**WHAT IS NEEDED**:
Only a number is wanted: how many lines in the records below contain "text"?

**INFORMATION SHOWN**:
:::

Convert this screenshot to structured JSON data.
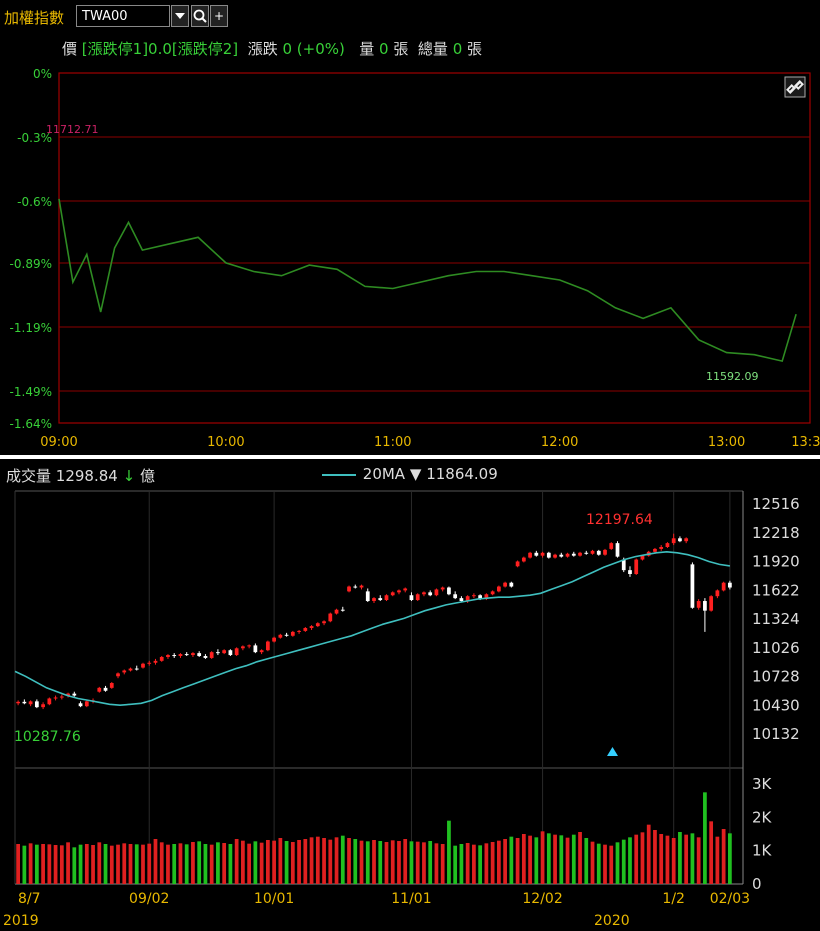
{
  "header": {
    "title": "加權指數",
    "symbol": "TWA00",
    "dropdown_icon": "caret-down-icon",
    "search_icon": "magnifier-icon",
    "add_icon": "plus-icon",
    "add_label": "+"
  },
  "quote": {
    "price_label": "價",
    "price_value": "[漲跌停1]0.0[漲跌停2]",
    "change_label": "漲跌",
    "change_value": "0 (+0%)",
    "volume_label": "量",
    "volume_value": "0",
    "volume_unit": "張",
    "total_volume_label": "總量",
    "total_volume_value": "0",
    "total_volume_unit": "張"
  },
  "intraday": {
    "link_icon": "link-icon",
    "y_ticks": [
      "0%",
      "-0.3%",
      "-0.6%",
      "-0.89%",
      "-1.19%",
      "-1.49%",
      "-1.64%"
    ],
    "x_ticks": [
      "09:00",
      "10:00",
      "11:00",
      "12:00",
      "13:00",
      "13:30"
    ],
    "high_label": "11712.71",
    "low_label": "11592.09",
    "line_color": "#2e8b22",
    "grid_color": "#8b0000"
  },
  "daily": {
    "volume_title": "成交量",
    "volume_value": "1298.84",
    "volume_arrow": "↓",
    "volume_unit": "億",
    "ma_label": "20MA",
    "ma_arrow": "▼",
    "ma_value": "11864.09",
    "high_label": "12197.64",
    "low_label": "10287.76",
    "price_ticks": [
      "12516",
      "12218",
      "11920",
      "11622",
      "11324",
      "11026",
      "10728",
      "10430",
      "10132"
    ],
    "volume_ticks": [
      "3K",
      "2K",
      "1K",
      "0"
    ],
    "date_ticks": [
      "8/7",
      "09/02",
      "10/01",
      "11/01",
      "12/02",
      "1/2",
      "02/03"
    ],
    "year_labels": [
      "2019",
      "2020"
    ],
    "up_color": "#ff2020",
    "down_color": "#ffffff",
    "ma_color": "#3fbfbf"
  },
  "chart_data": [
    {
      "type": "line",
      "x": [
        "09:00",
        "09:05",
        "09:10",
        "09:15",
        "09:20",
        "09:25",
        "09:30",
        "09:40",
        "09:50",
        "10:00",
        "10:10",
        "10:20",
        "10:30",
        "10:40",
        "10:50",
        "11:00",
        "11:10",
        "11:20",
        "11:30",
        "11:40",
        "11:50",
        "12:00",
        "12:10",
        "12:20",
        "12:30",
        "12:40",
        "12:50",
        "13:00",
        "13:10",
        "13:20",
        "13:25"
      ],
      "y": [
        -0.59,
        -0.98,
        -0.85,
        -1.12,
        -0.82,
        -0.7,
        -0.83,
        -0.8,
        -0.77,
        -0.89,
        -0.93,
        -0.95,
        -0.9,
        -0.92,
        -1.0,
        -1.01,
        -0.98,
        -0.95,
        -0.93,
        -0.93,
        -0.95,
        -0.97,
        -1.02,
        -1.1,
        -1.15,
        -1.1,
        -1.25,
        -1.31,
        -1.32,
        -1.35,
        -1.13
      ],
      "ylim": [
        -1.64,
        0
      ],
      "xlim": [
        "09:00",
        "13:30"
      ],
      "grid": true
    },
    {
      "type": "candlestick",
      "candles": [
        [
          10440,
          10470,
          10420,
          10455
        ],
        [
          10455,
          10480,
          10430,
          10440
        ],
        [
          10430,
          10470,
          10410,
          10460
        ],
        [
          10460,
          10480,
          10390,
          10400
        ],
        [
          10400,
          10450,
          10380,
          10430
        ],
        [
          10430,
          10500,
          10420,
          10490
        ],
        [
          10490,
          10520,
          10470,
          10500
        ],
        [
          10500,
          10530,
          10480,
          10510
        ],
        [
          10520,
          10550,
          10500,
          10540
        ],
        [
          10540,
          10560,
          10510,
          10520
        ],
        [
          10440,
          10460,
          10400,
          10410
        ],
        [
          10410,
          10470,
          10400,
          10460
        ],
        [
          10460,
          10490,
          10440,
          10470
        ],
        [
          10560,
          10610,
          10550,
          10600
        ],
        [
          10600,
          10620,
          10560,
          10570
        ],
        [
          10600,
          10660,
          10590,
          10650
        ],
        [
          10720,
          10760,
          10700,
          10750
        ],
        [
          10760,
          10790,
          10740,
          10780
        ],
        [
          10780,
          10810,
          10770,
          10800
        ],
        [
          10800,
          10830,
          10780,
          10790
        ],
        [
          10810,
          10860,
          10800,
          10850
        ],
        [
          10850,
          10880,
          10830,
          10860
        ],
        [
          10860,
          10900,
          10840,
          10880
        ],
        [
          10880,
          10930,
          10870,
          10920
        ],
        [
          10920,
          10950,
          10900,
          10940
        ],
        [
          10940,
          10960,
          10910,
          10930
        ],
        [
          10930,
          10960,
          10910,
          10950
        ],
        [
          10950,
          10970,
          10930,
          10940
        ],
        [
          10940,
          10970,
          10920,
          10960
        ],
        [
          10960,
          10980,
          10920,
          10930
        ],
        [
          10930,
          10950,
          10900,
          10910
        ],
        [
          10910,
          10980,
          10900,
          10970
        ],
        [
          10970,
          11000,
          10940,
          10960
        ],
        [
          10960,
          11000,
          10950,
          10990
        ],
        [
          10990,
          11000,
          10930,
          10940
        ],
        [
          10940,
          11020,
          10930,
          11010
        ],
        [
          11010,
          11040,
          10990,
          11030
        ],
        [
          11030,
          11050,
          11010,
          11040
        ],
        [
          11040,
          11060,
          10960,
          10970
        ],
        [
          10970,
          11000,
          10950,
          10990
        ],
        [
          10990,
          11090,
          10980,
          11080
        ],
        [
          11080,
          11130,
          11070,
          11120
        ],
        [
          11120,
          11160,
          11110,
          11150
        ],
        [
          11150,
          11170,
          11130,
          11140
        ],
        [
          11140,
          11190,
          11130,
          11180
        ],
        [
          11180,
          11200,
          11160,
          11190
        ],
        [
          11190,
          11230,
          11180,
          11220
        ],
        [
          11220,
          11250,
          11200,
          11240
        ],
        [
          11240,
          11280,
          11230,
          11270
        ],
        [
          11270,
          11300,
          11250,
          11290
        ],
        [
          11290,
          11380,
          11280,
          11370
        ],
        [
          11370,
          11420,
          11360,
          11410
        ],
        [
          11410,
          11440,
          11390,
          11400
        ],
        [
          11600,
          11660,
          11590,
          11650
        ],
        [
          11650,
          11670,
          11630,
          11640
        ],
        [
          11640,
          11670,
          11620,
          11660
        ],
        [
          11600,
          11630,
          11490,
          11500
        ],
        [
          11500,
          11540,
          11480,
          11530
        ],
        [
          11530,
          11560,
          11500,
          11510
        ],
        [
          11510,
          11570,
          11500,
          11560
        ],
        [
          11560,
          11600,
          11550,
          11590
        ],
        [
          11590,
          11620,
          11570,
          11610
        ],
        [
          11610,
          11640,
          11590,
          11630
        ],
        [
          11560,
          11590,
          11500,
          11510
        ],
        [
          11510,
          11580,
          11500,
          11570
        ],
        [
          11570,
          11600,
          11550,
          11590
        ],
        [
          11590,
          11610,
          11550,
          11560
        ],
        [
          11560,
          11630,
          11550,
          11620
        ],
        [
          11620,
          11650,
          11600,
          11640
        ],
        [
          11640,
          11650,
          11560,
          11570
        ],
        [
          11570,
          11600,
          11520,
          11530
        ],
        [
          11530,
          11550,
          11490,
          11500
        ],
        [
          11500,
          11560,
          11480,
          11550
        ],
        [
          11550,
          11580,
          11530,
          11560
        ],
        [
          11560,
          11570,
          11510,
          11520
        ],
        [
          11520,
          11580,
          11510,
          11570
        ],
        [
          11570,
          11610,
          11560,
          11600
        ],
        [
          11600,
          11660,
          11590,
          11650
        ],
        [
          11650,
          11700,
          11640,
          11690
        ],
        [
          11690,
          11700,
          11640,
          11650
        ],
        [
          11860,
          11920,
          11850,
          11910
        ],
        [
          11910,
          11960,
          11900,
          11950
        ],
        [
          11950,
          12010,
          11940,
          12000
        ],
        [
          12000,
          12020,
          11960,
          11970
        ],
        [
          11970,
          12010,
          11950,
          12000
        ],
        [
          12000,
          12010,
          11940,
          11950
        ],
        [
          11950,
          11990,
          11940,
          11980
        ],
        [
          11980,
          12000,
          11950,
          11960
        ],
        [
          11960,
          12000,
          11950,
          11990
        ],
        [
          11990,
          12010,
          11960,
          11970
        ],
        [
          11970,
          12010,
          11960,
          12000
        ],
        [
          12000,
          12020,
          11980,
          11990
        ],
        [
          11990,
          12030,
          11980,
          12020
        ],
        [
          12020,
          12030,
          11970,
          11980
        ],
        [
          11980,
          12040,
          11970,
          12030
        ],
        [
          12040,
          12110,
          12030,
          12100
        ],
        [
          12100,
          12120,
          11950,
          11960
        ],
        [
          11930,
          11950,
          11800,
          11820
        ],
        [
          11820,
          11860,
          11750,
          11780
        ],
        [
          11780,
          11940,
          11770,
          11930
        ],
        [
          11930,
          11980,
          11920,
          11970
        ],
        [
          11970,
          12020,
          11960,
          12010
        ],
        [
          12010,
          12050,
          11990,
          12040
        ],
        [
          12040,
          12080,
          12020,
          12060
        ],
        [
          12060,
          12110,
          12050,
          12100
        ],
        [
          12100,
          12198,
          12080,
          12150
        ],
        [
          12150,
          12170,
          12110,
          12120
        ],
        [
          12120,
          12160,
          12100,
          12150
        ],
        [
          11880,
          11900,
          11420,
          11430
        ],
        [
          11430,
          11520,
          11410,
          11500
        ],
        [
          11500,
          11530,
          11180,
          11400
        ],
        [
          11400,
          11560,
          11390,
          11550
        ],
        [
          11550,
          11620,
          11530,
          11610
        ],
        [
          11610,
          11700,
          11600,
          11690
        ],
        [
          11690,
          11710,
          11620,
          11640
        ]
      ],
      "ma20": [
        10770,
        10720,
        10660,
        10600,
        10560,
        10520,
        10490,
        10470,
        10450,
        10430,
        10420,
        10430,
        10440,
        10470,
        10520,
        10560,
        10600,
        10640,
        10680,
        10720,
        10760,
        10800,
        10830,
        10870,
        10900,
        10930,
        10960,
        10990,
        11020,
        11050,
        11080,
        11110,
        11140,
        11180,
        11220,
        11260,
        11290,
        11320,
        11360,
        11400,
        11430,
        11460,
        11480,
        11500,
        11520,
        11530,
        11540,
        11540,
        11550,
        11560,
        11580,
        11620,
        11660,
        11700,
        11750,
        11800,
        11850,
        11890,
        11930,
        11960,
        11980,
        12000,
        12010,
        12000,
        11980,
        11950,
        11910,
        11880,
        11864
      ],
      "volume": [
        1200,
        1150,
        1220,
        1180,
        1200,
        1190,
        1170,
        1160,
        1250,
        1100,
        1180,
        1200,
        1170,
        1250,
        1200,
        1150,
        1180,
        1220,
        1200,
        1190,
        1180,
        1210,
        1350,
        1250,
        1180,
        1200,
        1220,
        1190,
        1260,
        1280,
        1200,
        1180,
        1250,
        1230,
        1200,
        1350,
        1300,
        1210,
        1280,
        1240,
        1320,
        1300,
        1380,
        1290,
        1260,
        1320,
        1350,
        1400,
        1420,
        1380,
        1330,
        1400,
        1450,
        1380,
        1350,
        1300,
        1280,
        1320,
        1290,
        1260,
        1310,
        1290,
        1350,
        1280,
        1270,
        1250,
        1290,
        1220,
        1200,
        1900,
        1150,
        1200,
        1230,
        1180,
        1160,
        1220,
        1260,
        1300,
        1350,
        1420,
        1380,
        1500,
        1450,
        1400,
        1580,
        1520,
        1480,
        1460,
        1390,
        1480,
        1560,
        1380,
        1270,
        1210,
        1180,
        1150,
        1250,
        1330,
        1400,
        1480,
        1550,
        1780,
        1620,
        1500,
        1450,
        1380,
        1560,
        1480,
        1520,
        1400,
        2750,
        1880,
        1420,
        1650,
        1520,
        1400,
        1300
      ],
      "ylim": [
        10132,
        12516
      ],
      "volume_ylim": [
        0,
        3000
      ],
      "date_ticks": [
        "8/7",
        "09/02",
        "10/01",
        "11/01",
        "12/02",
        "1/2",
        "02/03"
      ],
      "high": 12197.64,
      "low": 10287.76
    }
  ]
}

:::

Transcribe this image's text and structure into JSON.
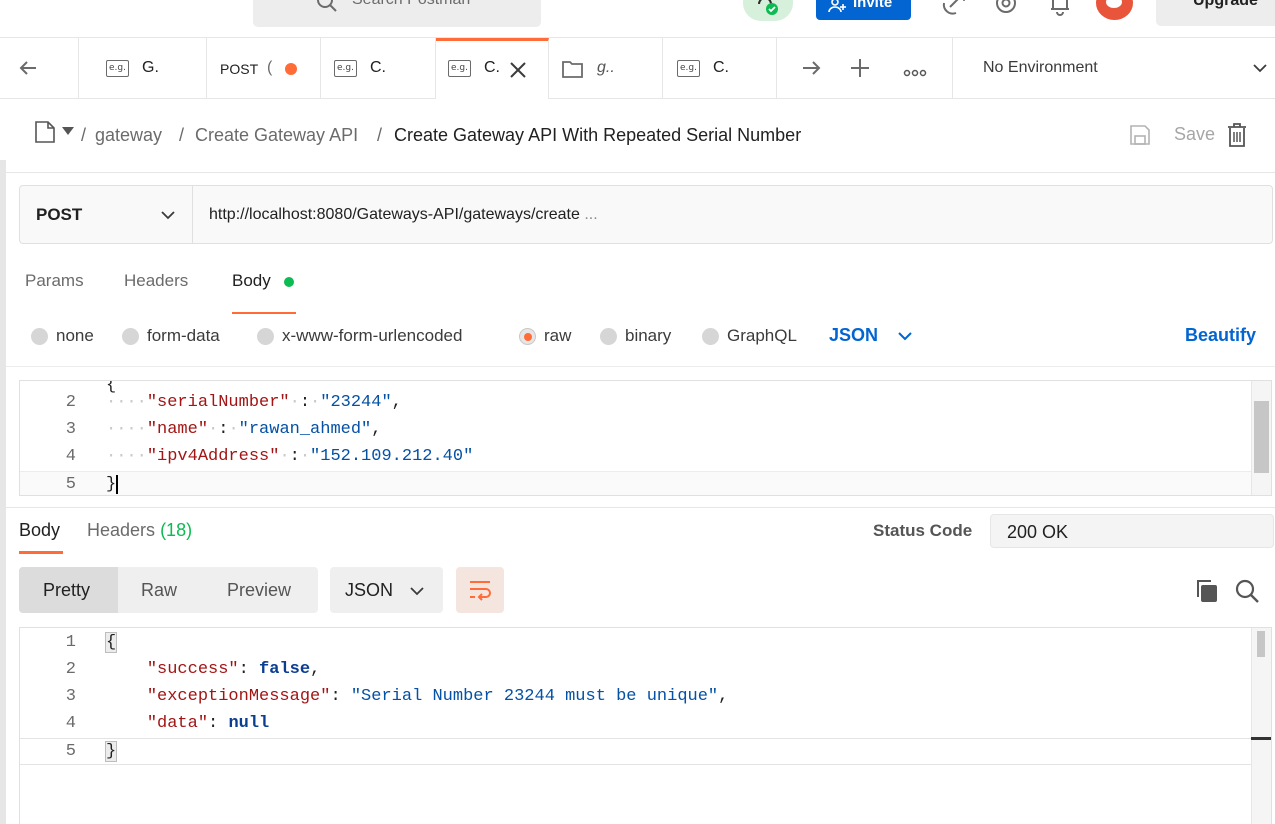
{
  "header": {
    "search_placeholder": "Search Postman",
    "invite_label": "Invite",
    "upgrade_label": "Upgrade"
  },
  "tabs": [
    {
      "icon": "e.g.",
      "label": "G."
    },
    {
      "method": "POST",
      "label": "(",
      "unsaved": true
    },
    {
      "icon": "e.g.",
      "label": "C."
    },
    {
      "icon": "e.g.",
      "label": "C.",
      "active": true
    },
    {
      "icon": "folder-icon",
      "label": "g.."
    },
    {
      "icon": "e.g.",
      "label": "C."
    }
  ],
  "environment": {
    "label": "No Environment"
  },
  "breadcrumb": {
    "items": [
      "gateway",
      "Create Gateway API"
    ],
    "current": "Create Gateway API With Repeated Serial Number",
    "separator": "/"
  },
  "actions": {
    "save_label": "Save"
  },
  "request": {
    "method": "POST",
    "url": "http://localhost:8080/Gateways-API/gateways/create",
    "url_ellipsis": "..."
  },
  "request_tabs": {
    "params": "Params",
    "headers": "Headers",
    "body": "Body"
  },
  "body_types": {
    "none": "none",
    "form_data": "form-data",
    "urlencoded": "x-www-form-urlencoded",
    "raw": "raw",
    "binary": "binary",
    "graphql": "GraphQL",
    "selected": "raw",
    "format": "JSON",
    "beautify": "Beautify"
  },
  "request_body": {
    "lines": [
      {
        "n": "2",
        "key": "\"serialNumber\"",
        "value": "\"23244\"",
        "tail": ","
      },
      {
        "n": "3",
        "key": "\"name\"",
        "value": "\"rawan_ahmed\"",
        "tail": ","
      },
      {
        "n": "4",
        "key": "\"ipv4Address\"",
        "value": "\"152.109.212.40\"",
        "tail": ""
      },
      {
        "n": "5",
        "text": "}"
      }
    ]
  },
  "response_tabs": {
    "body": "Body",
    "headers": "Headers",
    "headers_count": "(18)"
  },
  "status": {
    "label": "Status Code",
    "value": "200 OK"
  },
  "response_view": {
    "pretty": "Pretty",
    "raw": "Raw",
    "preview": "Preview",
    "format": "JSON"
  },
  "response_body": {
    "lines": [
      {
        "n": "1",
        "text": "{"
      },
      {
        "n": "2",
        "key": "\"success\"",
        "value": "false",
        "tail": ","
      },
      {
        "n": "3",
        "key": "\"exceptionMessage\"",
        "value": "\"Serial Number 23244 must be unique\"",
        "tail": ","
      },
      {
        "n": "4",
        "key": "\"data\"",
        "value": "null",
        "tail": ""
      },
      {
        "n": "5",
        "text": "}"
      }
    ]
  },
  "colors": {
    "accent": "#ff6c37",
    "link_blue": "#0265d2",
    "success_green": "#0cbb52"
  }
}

:::

**RESPONSE TO THIS TASK**:
4